◆ EXERCISE INSTRUCTIONS
Find each line with the string "magn" and report it.

◆ PROVIDED ENTRIES
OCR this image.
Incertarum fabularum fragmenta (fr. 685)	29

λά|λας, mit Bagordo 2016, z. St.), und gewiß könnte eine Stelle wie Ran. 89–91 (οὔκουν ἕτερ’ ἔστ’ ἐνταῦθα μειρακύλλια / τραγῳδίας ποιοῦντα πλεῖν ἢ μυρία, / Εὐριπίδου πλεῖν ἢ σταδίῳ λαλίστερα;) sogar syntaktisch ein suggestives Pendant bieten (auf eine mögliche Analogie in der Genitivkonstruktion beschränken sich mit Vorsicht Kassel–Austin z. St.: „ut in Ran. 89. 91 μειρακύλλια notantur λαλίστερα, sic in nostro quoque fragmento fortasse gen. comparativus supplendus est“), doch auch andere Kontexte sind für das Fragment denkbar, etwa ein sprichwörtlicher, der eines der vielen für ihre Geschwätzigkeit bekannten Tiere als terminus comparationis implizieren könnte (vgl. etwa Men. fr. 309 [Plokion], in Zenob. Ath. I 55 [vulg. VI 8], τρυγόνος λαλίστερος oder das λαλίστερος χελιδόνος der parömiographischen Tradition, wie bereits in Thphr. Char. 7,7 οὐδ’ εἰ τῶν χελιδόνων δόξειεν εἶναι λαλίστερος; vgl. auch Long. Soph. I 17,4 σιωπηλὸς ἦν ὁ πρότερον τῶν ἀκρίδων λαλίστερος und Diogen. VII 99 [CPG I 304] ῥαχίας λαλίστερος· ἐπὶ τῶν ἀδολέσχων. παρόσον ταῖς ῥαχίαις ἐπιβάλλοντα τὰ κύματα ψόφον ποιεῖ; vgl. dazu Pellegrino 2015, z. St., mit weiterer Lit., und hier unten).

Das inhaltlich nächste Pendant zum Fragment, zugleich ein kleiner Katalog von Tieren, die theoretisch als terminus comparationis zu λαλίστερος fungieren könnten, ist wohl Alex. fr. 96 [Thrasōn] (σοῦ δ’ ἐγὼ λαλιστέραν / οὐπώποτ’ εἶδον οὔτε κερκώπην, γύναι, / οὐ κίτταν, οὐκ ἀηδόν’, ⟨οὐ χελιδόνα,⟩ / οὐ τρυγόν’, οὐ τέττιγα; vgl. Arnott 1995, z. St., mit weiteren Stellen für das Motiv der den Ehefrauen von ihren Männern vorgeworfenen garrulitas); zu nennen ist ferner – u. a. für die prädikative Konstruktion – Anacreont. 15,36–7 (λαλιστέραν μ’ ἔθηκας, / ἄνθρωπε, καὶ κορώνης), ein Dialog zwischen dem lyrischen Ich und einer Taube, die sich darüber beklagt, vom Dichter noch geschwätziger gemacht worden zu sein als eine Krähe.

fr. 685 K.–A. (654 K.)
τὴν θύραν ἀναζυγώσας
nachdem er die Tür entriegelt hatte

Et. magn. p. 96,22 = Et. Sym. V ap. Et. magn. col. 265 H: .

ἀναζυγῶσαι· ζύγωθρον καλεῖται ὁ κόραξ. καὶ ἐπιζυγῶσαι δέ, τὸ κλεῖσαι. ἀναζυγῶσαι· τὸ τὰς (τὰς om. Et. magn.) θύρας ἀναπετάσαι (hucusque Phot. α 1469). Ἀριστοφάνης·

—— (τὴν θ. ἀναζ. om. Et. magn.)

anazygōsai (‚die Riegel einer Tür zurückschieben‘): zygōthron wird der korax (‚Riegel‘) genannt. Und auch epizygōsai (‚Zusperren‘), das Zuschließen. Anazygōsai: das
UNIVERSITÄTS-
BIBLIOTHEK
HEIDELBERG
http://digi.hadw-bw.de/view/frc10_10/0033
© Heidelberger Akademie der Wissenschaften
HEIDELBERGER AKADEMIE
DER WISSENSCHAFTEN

◆ REPLY
Et. magn. p. 96,22 = Et. Sym. V ap. Et. magn. col. 265 H: .
ἀναζυγῶσαι· ζύγωθρον καλεῖται ὁ κόραξ. καὶ ἐπιζυγῶσαι δέ, τὸ κλεῖσαι. ἀναζυγῶσαι· τὸ τὰς (τὰς om. Et. magn.) θύρας ἀναπετάσαι (hucusque Phot. α 1469). Ἀριστοφάνης·
—— (τὴν θ. ἀναζ. om. Et. magn.)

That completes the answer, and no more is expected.